▶ DESCRIPTION OF THE TASK:
Output each line exactly as it appears, skipping any embedded picture.

[Dataset records]
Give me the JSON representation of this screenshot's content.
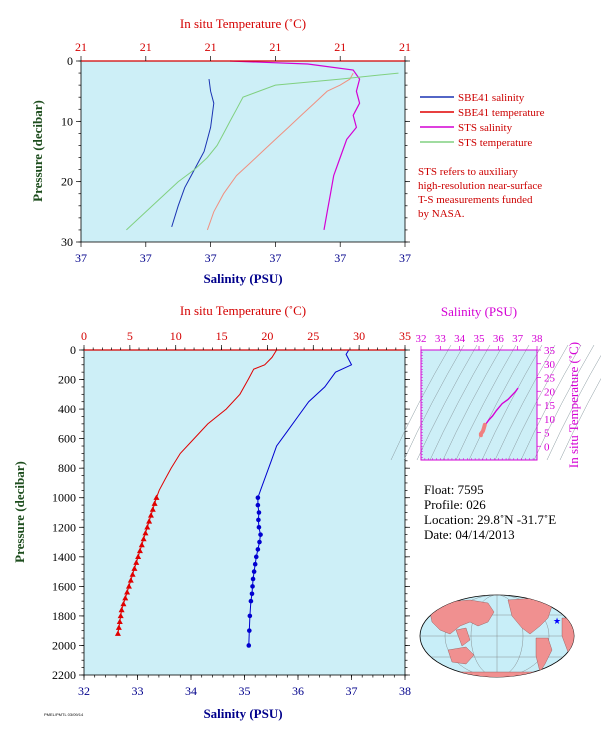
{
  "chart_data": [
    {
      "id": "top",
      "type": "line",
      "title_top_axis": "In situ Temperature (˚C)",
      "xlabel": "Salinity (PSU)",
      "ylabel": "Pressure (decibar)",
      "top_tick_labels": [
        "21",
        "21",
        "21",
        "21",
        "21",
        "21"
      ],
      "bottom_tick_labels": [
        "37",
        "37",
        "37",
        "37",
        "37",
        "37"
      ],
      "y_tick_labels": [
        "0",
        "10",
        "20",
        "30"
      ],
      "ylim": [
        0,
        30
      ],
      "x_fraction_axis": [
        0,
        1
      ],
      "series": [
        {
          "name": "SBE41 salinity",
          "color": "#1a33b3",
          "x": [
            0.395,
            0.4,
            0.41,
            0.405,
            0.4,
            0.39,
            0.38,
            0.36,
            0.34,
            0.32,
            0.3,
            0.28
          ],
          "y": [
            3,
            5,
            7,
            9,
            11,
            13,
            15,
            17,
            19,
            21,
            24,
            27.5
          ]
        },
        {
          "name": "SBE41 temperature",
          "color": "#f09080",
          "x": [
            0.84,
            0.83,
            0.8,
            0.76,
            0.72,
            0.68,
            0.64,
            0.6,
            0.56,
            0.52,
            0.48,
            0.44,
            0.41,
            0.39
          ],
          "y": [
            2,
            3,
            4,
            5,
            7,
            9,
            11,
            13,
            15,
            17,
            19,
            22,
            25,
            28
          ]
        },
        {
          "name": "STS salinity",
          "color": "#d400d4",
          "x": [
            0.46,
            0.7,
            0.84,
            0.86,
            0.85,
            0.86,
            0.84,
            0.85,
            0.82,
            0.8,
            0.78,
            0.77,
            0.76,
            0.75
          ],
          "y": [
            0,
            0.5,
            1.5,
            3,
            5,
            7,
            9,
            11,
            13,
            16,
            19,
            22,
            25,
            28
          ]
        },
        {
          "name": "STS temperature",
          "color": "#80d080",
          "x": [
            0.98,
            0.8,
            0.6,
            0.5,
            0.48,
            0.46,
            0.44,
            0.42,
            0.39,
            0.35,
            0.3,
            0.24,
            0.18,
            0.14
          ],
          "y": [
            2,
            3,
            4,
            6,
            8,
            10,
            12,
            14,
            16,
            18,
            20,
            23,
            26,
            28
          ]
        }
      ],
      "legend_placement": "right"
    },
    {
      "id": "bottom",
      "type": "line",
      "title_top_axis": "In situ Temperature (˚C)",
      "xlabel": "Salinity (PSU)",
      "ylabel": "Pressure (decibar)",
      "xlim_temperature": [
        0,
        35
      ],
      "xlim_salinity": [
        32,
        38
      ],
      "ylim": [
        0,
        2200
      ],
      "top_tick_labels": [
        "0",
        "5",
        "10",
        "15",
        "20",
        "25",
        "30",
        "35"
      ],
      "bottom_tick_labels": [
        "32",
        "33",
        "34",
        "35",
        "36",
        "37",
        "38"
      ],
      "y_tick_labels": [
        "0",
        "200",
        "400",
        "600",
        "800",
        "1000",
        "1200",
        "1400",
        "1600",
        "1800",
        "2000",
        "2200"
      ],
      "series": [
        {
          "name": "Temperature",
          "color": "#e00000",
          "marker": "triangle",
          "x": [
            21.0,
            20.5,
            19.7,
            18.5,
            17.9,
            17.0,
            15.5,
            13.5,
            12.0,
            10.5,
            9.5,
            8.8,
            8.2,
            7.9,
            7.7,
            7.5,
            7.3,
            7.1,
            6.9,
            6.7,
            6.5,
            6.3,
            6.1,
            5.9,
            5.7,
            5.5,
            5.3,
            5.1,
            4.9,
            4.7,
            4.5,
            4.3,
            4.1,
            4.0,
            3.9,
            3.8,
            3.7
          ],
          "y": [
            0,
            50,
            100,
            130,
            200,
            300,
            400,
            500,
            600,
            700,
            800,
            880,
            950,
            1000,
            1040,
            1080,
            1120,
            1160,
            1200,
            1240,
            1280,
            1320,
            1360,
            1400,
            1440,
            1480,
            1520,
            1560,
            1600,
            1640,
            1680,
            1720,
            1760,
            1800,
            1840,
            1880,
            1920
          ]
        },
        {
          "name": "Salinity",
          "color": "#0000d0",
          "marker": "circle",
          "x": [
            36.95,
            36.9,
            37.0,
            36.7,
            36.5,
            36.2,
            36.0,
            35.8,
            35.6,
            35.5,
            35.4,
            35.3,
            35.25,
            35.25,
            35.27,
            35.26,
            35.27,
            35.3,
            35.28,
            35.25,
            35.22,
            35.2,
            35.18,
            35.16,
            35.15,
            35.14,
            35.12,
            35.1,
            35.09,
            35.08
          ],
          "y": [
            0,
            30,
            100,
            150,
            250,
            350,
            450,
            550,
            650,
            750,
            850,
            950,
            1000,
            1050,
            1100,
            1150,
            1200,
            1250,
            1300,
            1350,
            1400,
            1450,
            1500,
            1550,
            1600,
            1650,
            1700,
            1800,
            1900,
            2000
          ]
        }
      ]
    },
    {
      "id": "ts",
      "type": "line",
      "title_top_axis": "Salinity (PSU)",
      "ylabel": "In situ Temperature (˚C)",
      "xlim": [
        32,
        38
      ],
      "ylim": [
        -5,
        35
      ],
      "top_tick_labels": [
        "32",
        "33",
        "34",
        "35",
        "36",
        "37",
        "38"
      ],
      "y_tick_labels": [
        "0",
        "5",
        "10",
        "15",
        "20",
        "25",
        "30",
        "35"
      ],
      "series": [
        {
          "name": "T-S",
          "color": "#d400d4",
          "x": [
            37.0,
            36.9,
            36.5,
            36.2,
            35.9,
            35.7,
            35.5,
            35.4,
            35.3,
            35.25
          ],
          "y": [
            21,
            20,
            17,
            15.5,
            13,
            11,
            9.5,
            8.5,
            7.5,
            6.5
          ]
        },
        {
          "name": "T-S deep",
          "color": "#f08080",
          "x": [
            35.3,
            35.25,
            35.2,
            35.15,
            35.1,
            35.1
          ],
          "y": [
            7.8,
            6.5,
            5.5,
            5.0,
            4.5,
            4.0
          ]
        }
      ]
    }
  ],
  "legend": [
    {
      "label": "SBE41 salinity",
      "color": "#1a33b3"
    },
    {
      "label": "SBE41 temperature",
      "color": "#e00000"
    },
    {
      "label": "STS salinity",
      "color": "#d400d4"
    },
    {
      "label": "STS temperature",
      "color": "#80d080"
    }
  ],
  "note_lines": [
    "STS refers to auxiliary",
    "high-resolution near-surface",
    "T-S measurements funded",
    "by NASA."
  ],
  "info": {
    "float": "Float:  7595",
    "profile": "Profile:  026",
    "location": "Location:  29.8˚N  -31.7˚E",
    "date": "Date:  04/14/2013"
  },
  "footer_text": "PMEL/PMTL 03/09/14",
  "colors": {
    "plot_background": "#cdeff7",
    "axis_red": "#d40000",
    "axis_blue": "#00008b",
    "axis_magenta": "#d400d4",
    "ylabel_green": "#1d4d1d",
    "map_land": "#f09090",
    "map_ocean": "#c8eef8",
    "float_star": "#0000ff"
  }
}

▶ OUTPUT:
Give me the JSON representation of this screenshot's content.
{
  "chart_data": [
    {
      "id": "top",
      "type": "line",
      "title_top_axis": "In situ Temperature (˚C)",
      "xlabel": "Salinity (PSU)",
      "ylabel": "Pressure (decibar)",
      "top_tick_labels": [
        "21",
        "21",
        "21",
        "21",
        "21",
        "21"
      ],
      "bottom_tick_labels": [
        "37",
        "37",
        "37",
        "37",
        "37",
        "37"
      ],
      "y_tick_labels": [
        "0",
        "10",
        "20",
        "30"
      ],
      "ylim": [
        0,
        30
      ],
      "x_fraction_axis": [
        0,
        1
      ],
      "series": [
        {
          "name": "SBE41 salinity",
          "color": "#1a33b3",
          "x": [
            0.395,
            0.4,
            0.41,
            0.405,
            0.4,
            0.39,
            0.38,
            0.36,
            0.34,
            0.32,
            0.3,
            0.28
          ],
          "y": [
            3,
            5,
            7,
            9,
            11,
            13,
            15,
            17,
            19,
            21,
            24,
            27.5
          ]
        },
        {
          "name": "SBE41 temperature",
          "color": "#f09080",
          "x": [
            0.84,
            0.83,
            0.8,
            0.76,
            0.72,
            0.68,
            0.64,
            0.6,
            0.56,
            0.52,
            0.48,
            0.44,
            0.41,
            0.39
          ],
          "y": [
            2,
            3,
            4,
            5,
            7,
            9,
            11,
            13,
            15,
            17,
            19,
            22,
            25,
            28
          ]
        },
        {
          "name": "STS salinity",
          "color": "#d400d4",
          "x": [
            0.46,
            0.7,
            0.84,
            0.86,
            0.85,
            0.86,
            0.84,
            0.85,
            0.82,
            0.8,
            0.78,
            0.77,
            0.76,
            0.75
          ],
          "y": [
            0,
            0.5,
            1.5,
            3,
            5,
            7,
            9,
            11,
            13,
            16,
            19,
            22,
            25,
            28
          ]
        },
        {
          "name": "STS temperature",
          "color": "#80d080",
          "x": [
            0.98,
            0.8,
            0.6,
            0.5,
            0.48,
            0.46,
            0.44,
            0.42,
            0.39,
            0.35,
            0.3,
            0.24,
            0.18,
            0.14
          ],
          "y": [
            2,
            3,
            4,
            6,
            8,
            10,
            12,
            14,
            16,
            18,
            20,
            23,
            26,
            28
          ]
        }
      ],
      "legend_placement": "right"
    },
    {
      "id": "bottom",
      "type": "line",
      "title_top_axis": "In situ Temperature (˚C)",
      "xlabel": "Salinity (PSU)",
      "ylabel": "Pressure (decibar)",
      "xlim_temperature": [
        0,
        35
      ],
      "xlim_salinity": [
        32,
        38
      ],
      "ylim": [
        0,
        2200
      ],
      "top_tick_labels": [
        "0",
        "5",
        "10",
        "15",
        "20",
        "25",
        "30",
        "35"
      ],
      "bottom_tick_labels": [
        "32",
        "33",
        "34",
        "35",
        "36",
        "37",
        "38"
      ],
      "y_tick_labels": [
        "0",
        "200",
        "400",
        "600",
        "800",
        "1000",
        "1200",
        "1400",
        "1600",
        "1800",
        "2000",
        "2200"
      ],
      "series": [
        {
          "name": "Temperature",
          "color": "#e00000",
          "marker": "triangle",
          "x": [
            21.0,
            20.5,
            19.7,
            18.5,
            17.9,
            17.0,
            15.5,
            13.5,
            12.0,
            10.5,
            9.5,
            8.8,
            8.2,
            7.9,
            7.7,
            7.5,
            7.3,
            7.1,
            6.9,
            6.7,
            6.5,
            6.3,
            6.1,
            5.9,
            5.7,
            5.5,
            5.3,
            5.1,
            4.9,
            4.7,
            4.5,
            4.3,
            4.1,
            4.0,
            3.9,
            3.8,
            3.7
          ],
          "y": [
            0,
            50,
            100,
            130,
            200,
            300,
            400,
            500,
            600,
            700,
            800,
            880,
            950,
            1000,
            1040,
            1080,
            1120,
            1160,
            1200,
            1240,
            1280,
            1320,
            1360,
            1400,
            1440,
            1480,
            1520,
            1560,
            1600,
            1640,
            1680,
            1720,
            1760,
            1800,
            1840,
            1880,
            1920
          ]
        },
        {
          "name": "Salinity",
          "color": "#0000d0",
          "marker": "circle",
          "x": [
            36.95,
            36.9,
            37.0,
            36.7,
            36.5,
            36.2,
            36.0,
            35.8,
            35.6,
            35.5,
            35.4,
            35.3,
            35.25,
            35.25,
            35.27,
            35.26,
            35.27,
            35.3,
            35.28,
            35.25,
            35.22,
            35.2,
            35.18,
            35.16,
            35.15,
            35.14,
            35.12,
            35.1,
            35.09,
            35.08
          ],
          "y": [
            0,
            30,
            100,
            150,
            250,
            350,
            450,
            550,
            650,
            750,
            850,
            950,
            1000,
            1050,
            1100,
            1150,
            1200,
            1250,
            1300,
            1350,
            1400,
            1450,
            1500,
            1550,
            1600,
            1650,
            1700,
            1800,
            1900,
            2000
          ]
        }
      ]
    },
    {
      "id": "ts",
      "type": "line",
      "title_top_axis": "Salinity (PSU)",
      "ylabel": "In situ Temperature (˚C)",
      "xlim": [
        32,
        38
      ],
      "ylim": [
        -5,
        35
      ],
      "top_tick_labels": [
        "32",
        "33",
        "34",
        "35",
        "36",
        "37",
        "38"
      ],
      "y_tick_labels": [
        "0",
        "5",
        "10",
        "15",
        "20",
        "25",
        "30",
        "35"
      ],
      "series": [
        {
          "name": "T-S",
          "color": "#d400d4",
          "x": [
            37.0,
            36.9,
            36.5,
            36.2,
            35.9,
            35.7,
            35.5,
            35.4,
            35.3,
            35.25
          ],
          "y": [
            21,
            20,
            17,
            15.5,
            13,
            11,
            9.5,
            8.5,
            7.5,
            6.5
          ]
        },
        {
          "name": "T-S deep",
          "color": "#f08080",
          "x": [
            35.3,
            35.25,
            35.2,
            35.15,
            35.1,
            35.1
          ],
          "y": [
            7.8,
            6.5,
            5.5,
            5.0,
            4.5,
            4.0
          ]
        }
      ]
    }
  ],
  "legend": [
    {
      "label": "SBE41 salinity",
      "color": "#1a33b3"
    },
    {
      "label": "SBE41 temperature",
      "color": "#e00000"
    },
    {
      "label": "STS salinity",
      "color": "#d400d4"
    },
    {
      "label": "STS temperature",
      "color": "#80d080"
    }
  ],
  "note_lines": [
    "STS refers to auxiliary",
    "high-resolution near-surface",
    "T-S measurements funded",
    "by NASA."
  ],
  "info": {
    "float": "Float:  7595",
    "profile": "Profile:  026",
    "location": "Location:  29.8˚N  -31.7˚E",
    "date": "Date:  04/14/2013"
  },
  "footer_text": "PMEL/PMTL 03/09/14",
  "colors": {
    "plot_background": "#cdeff7",
    "axis_red": "#d40000",
    "axis_blue": "#00008b",
    "axis_magenta": "#d400d4",
    "ylabel_green": "#1d4d1d",
    "map_land": "#f09090",
    "map_ocean": "#c8eef8",
    "float_star": "#0000ff"
  }
}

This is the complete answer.